▸ THE INPUT
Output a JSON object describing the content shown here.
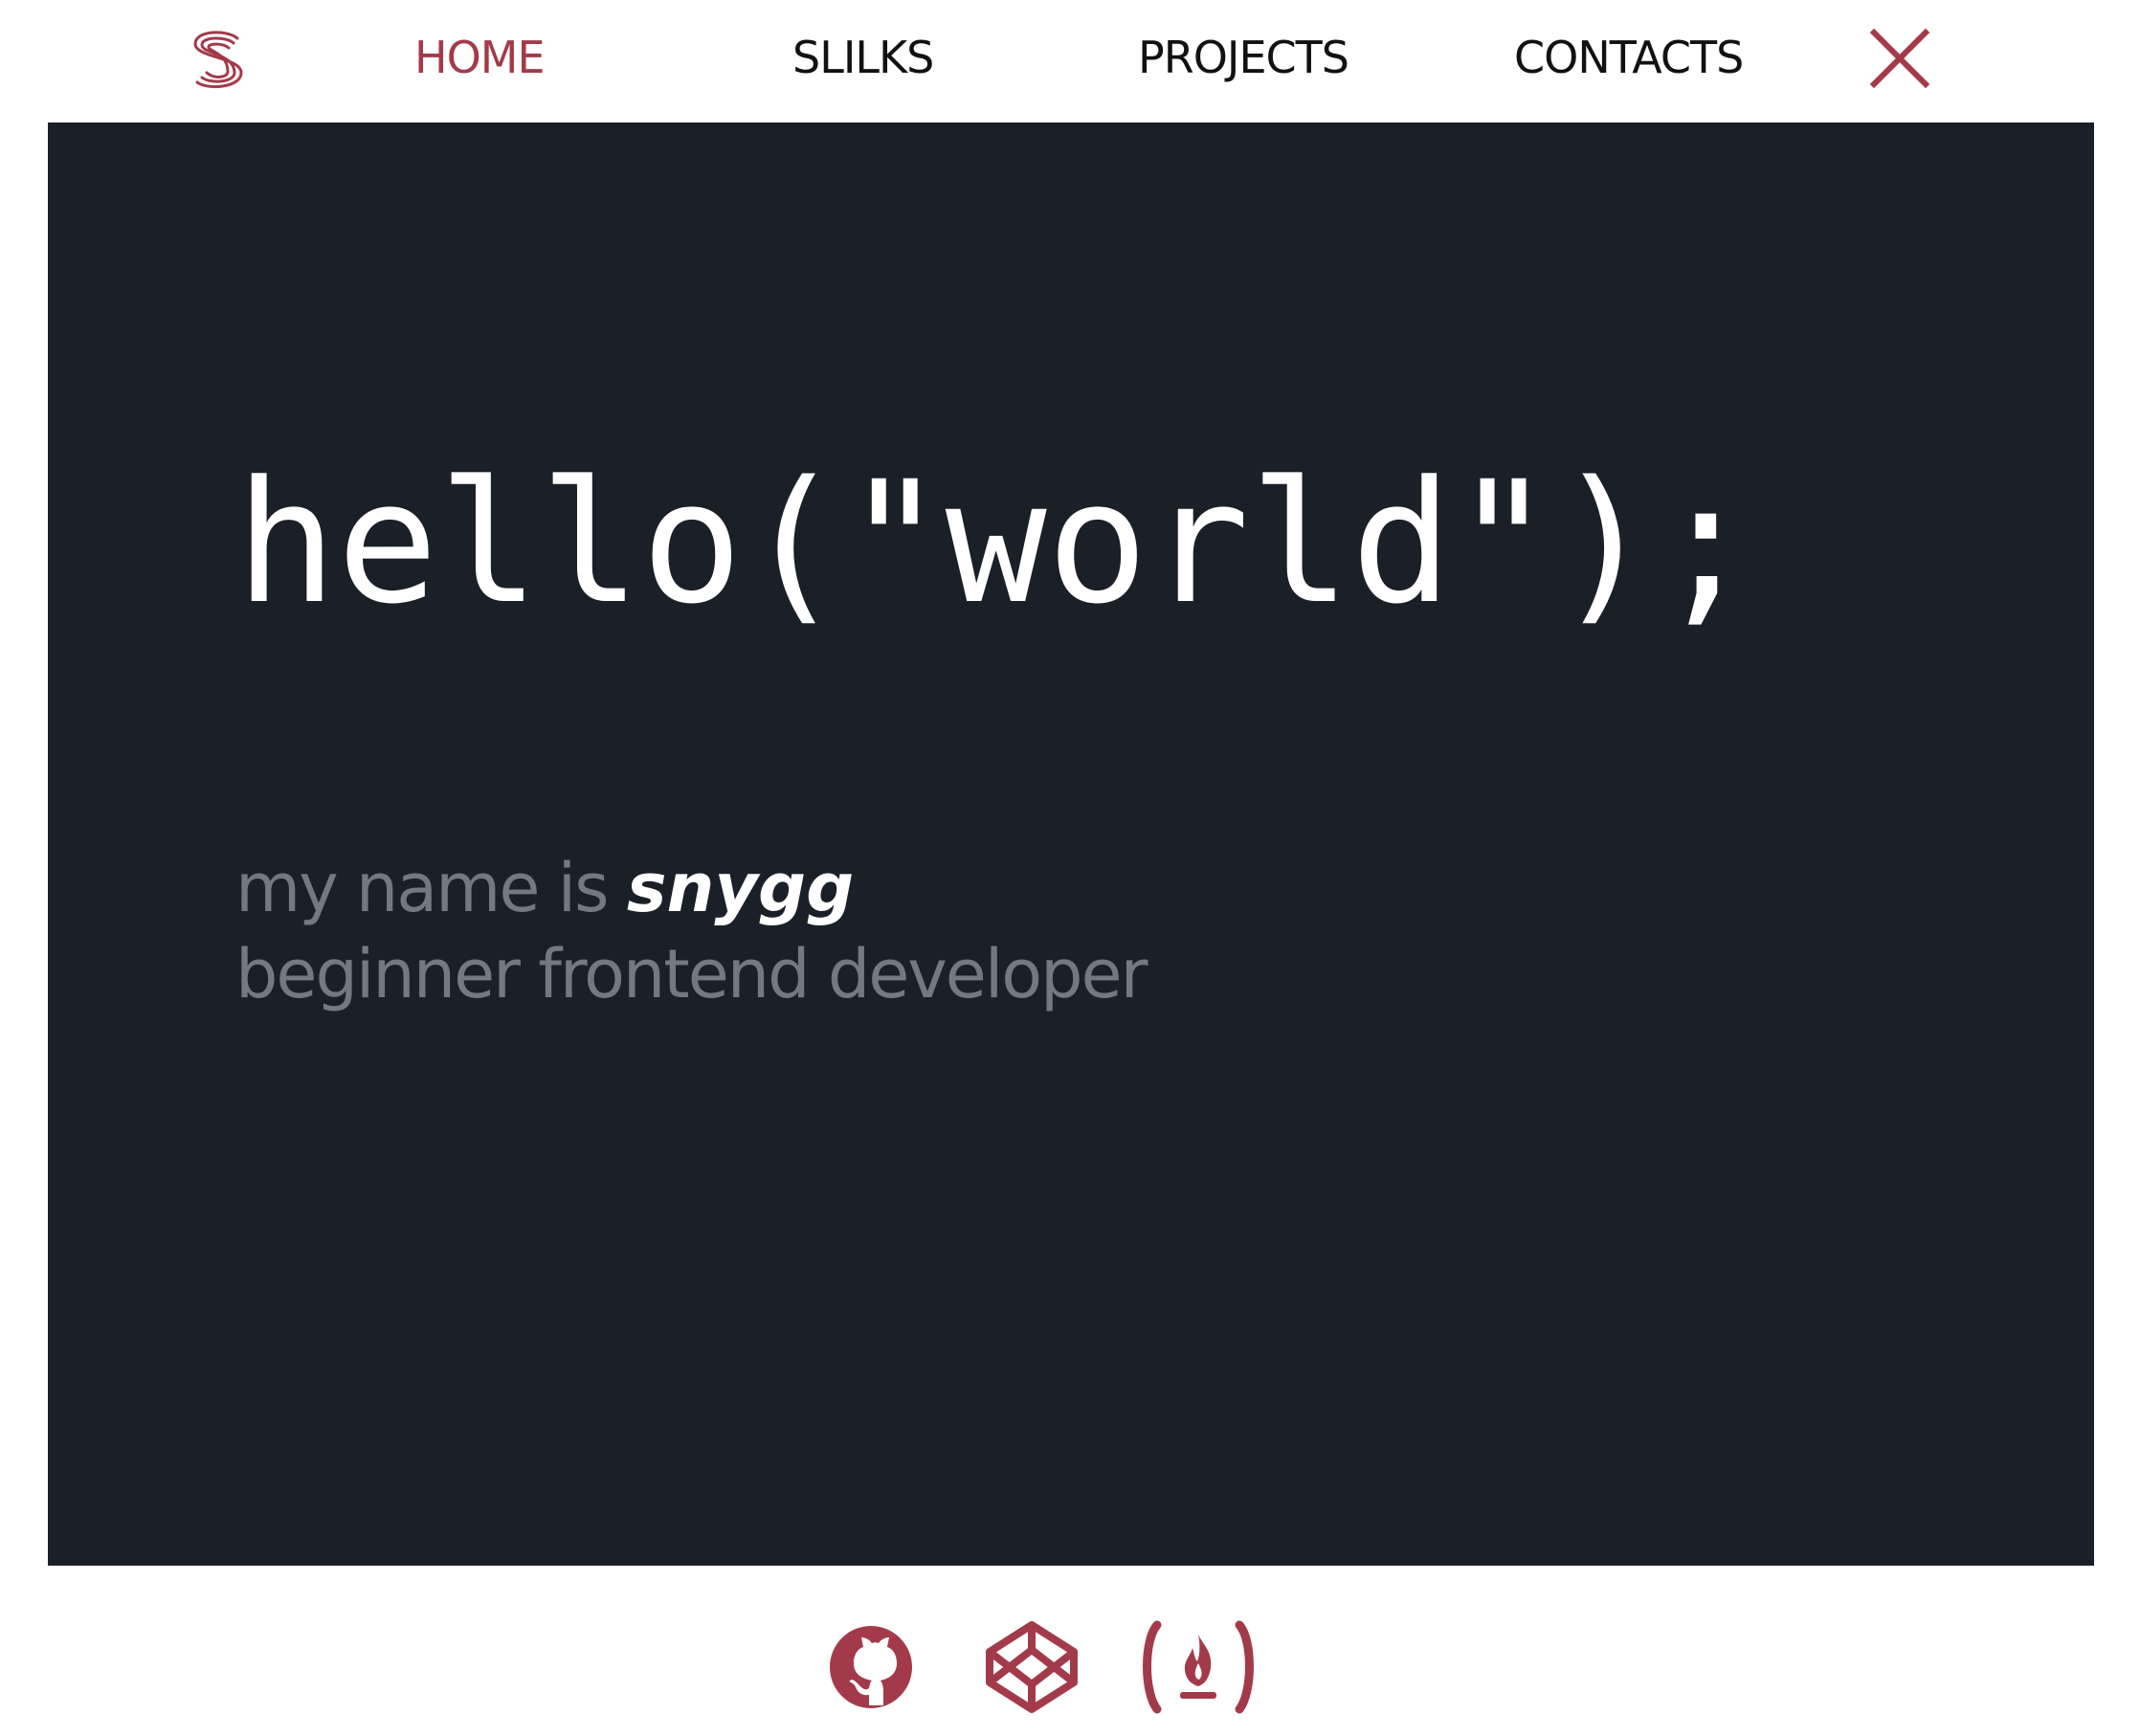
{
  "nav": {
    "logo_icon": "s-logo-icon",
    "items": [
      {
        "label": "HOME",
        "active": true
      },
      {
        "label": "SLILKS",
        "active": false
      },
      {
        "label": "PROJECTS",
        "active": false
      },
      {
        "label": "CONTACTS",
        "active": false
      }
    ],
    "close_icon": "close-icon"
  },
  "hero": {
    "headline": "hello(\"world\");",
    "intro_prefix": "my name is",
    "name": "snygg",
    "subtitle": "beginner frontend developer"
  },
  "social": [
    {
      "icon": "github-icon"
    },
    {
      "icon": "codepen-icon"
    },
    {
      "icon": "freecodecamp-icon"
    }
  ],
  "colors": {
    "accent": "#a33a4a",
    "hero_background": "#1a1f28",
    "hero_text": "#ffffff",
    "muted_text": "#747883",
    "nav_text": "#111111"
  }
}
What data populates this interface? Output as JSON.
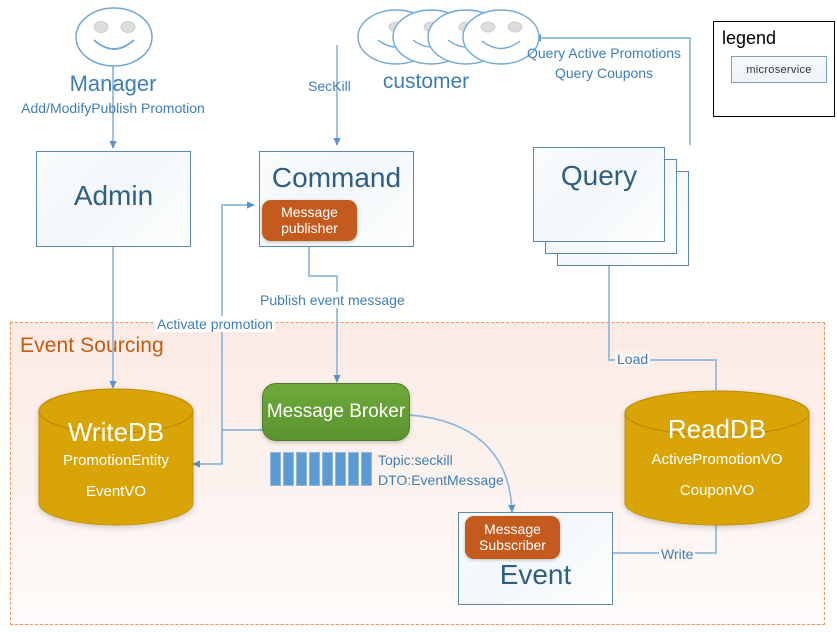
{
  "diagram": {
    "title": "CQRS / Event Sourcing microservice architecture",
    "colors": {
      "connector": "#8FB8DC",
      "box_border": "#5B87A8",
      "box_title_text": "#2E5E80",
      "label_text": "#3E7EB5",
      "pill_fill": "#C55A1E",
      "broker_fill": "#6CA939",
      "db_fill": "#D9A406",
      "region_border": "#E8965A",
      "region_fill": "#FBEAE4",
      "region_label": "#C55A11",
      "queue_cell": "#5B9BD5"
    }
  },
  "actors": {
    "manager": {
      "name": "Manager",
      "caption": "Add/ModifyPublish Promotion",
      "icon": "smiley-face-icon"
    },
    "customer": {
      "name": "customer",
      "icon": "smiley-face-stack-icon",
      "face_count": 4
    }
  },
  "region": {
    "label": "Event Sourcing"
  },
  "legend": {
    "title": "legend",
    "items": [
      {
        "label": "microservice",
        "shape": "rounded-rect"
      }
    ]
  },
  "nodes": {
    "admin": {
      "label": "Admin",
      "type": "microservice"
    },
    "command": {
      "label": "Command",
      "type": "microservice"
    },
    "query": {
      "label": "Query",
      "type": "microservice",
      "stack_count": 3
    },
    "event": {
      "label": "Event",
      "type": "microservice"
    },
    "message_publisher": {
      "line1": "Message",
      "line2": "publisher",
      "type": "component"
    },
    "message_subscriber": {
      "line1": "Message",
      "line2": "Subscriber",
      "type": "component"
    },
    "message_broker": {
      "label": "Message Broker",
      "type": "broker"
    },
    "write_db": {
      "title": "WriteDB",
      "line1": "PromotionEntity",
      "line2": "EventVO",
      "type": "database"
    },
    "read_db": {
      "title": "ReadDB",
      "line1": "ActivePromotionVO",
      "line2": "CouponVO",
      "type": "database"
    }
  },
  "broker_meta": {
    "topic": "Topic:seckill",
    "dto": "DTO:EventMessage",
    "queue_cells": 8
  },
  "edges": [
    {
      "id": "manager-admin",
      "label": "",
      "from": "manager",
      "to": "admin"
    },
    {
      "id": "customer-command",
      "label": "SecKill",
      "from": "customer",
      "to": "command"
    },
    {
      "id": "query-customer",
      "label": "Query Active Promotions",
      "label2": "Query Coupons",
      "from": "query",
      "to": "customer"
    },
    {
      "id": "admin-writedb",
      "label": "",
      "from": "admin",
      "to": "write_db"
    },
    {
      "id": "writedb-command",
      "label": "Activate promotion",
      "from": "write_db",
      "to": "command"
    },
    {
      "id": "publisher-broker",
      "label": "Publish event message",
      "from": "message_publisher",
      "to": "message_broker"
    },
    {
      "id": "broker-writedb",
      "label": "",
      "from": "message_broker",
      "to": "write_db"
    },
    {
      "id": "broker-subscriber",
      "label": "",
      "from": "message_broker",
      "to": "message_subscriber"
    },
    {
      "id": "event-readdb",
      "label": "Write",
      "from": "event",
      "to": "read_db"
    },
    {
      "id": "readdb-query",
      "label": "Load",
      "from": "read_db",
      "to": "query"
    }
  ]
}
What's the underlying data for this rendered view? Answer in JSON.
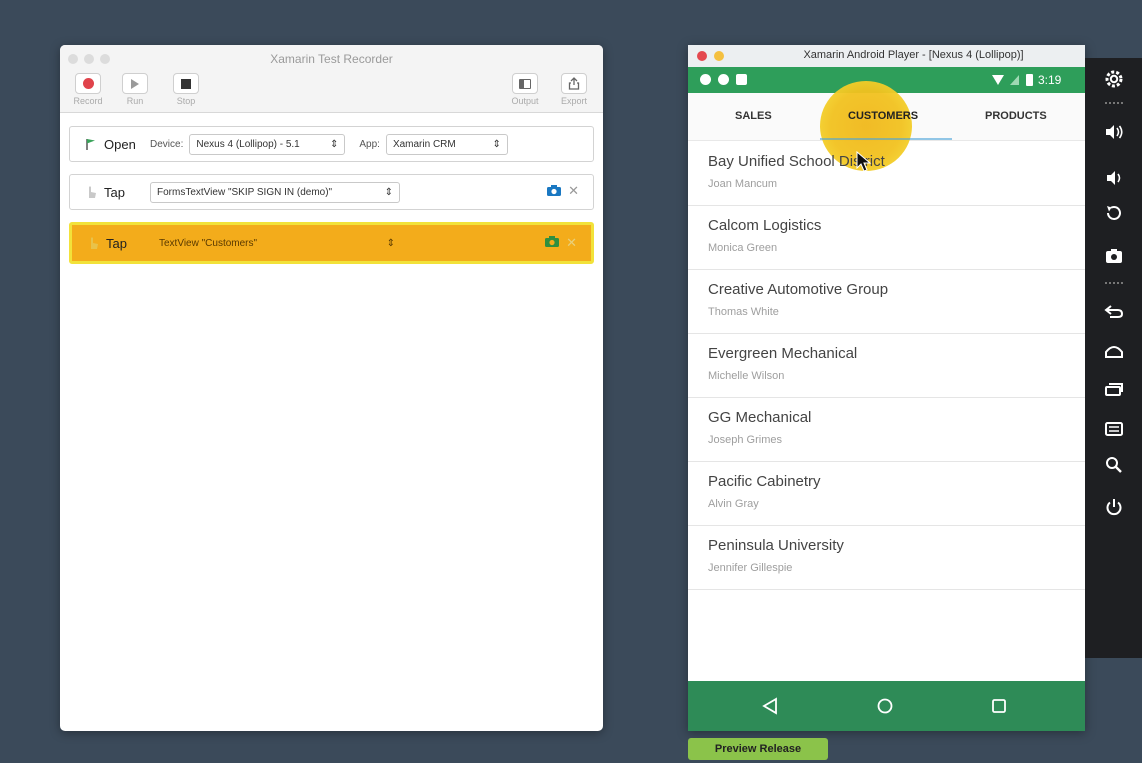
{
  "recorder": {
    "title": "Xamarin Test Recorder",
    "toolbar": {
      "record": "Record",
      "run": "Run",
      "stop": "Stop",
      "output": "Output",
      "export": "Export"
    },
    "steps": [
      {
        "action": "Open",
        "device_label": "Device:",
        "device_value": "Nexus 4 (Lollipop) - 5.1",
        "app_label": "App:",
        "app_value": "Xamarin CRM"
      },
      {
        "action": "Tap",
        "target": "FormsTextView \"SKIP SIGN IN (demo)\""
      },
      {
        "action": "Tap",
        "target": "TextView \"Customers\""
      }
    ],
    "colors": {
      "highlight": "#f3ac1b",
      "highlight_border": "#f2e23a",
      "record": "#e0434b",
      "camera": "#1a78c2"
    }
  },
  "android": {
    "title": "Xamarin Android Player - [Nexus 4 (Lollipop)]",
    "time": "3:19",
    "tabs": [
      "SALES",
      "CUSTOMERS",
      "PRODUCTS"
    ],
    "customers": [
      {
        "name": "Bay Unified School District",
        "contact": "Joan Mancum"
      },
      {
        "name": "Calcom Logistics",
        "contact": "Monica Green"
      },
      {
        "name": "Creative Automotive Group",
        "contact": "Thomas White"
      },
      {
        "name": "Evergreen Mechanical",
        "contact": "Michelle Wilson"
      },
      {
        "name": "GG Mechanical",
        "contact": "Joseph Grimes"
      },
      {
        "name": "Pacific Cabinetry",
        "contact": "Alvin Gray"
      },
      {
        "name": "Peninsula University",
        "contact": "Jennifer Gillespie"
      }
    ],
    "colors": {
      "status": "#2e9e5a",
      "nav": "#2e8b57"
    }
  },
  "preview_badge": "Preview Release"
}
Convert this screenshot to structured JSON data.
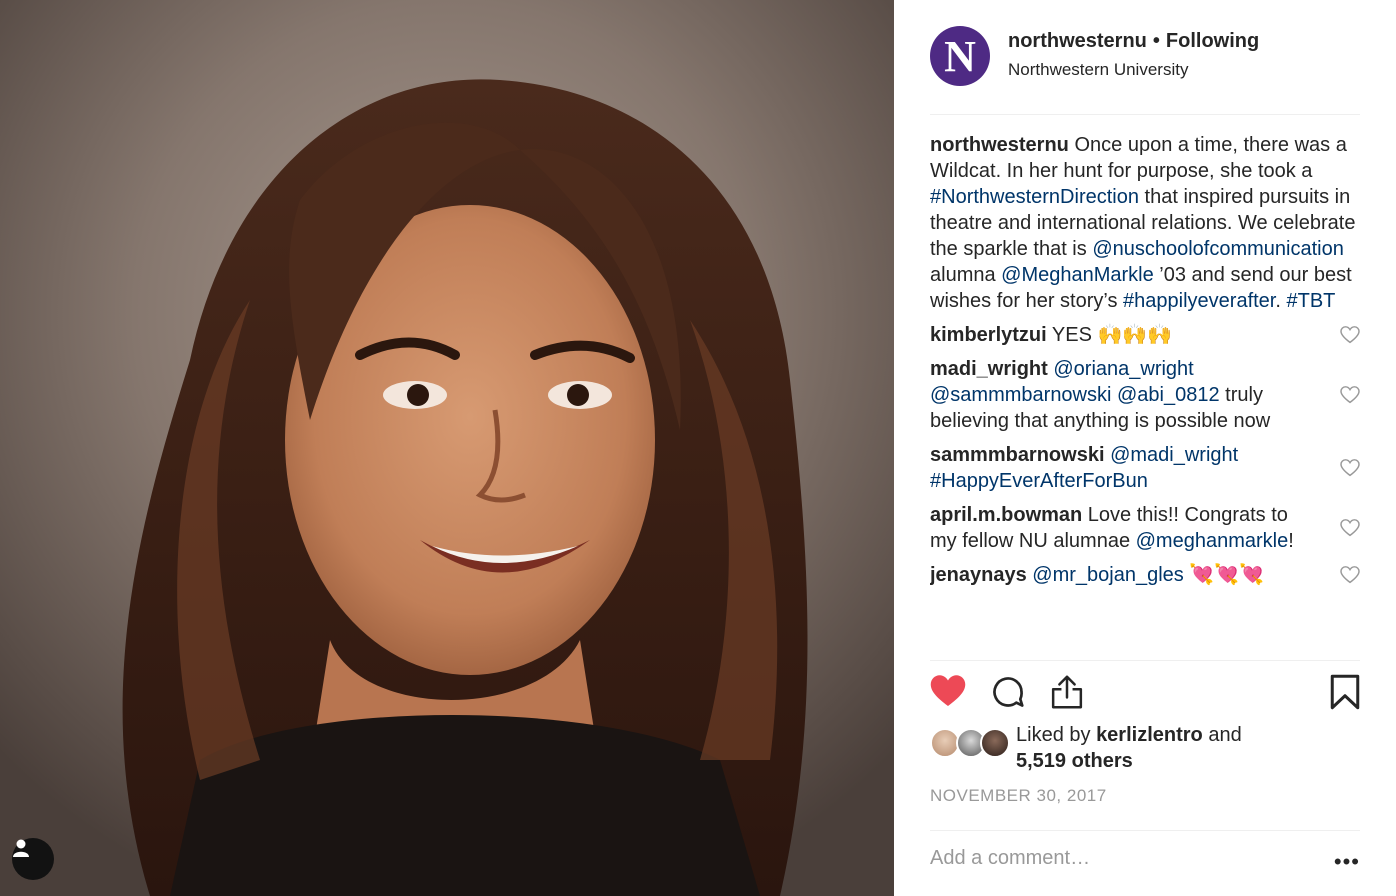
{
  "post": {
    "username": "northwesternu",
    "follow_status": "Following",
    "location": "Northwestern University",
    "avatar_letter": "N"
  },
  "caption": {
    "username": "northwesternu",
    "t1": " Once upon a time, there was a Wildcat. In her hunt for purpose, she took a ",
    "hashtag1": "#NorthwesternDirection",
    "t2": " that inspired pursuits in theatre and international relations. We celebrate the sparkle that is ",
    "mention1": "@nuschoolofcommunication",
    "t3": " alumna ",
    "mention2": "@MeghanMarkle",
    "t4": " ’03 and send our best wishes for her story’s ",
    "hashtag2": "#happilyeverafter",
    "t5": ". ",
    "hashtag3": "#TBT"
  },
  "comments": [
    {
      "username": "kimberlytzui",
      "text": " YES 🙌🙌🙌"
    },
    {
      "username": "madi_wright",
      "m1": " @oriana_wright @sammmbarnowski @abi_0812",
      "text": " truly believing that anything is possible now"
    },
    {
      "username": "sammmbarnowski",
      "m1": " @madi_wright #HappyEverAfterForBun"
    },
    {
      "username": "april.m.bowman",
      "text": " Love this!! Congrats to my fellow NU alumnae ",
      "m1": "@meghanmarkle",
      "text2": "!"
    },
    {
      "username": "jenaynays",
      "m1": " @mr_bojan_gles",
      "text": " 💘💘💘"
    }
  ],
  "likes": {
    "prefix": "Liked by ",
    "user": "kerlizlentro",
    "mid": " and",
    "count": "5,519 others"
  },
  "date": "NOVEMBER 30, 2017",
  "comment_placeholder": "Add a comment…",
  "more_label": "•••",
  "icons": [
    "heart-filled-icon",
    "comment-icon",
    "share-icon",
    "bookmark-icon",
    "user-tag-icon",
    "heart-outline-icon"
  ],
  "colors": {
    "liked": "#ed4956",
    "link": "#003569",
    "nu_purple": "#4e2a84"
  }
}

▸ WHAT YOU WILL DO
Show every line above in which the word "from" occurs.

▸ RESULT OF THIS EXERCISE
      "from": "manager",
      "from": "customer",
      "from": "query",
      "from": "admin",
      "from": "write_db",
      "from": "message_publisher",
      "from": "message_broker",
      "from": "message_broker",
      "from": "event",
      "from": "read_db",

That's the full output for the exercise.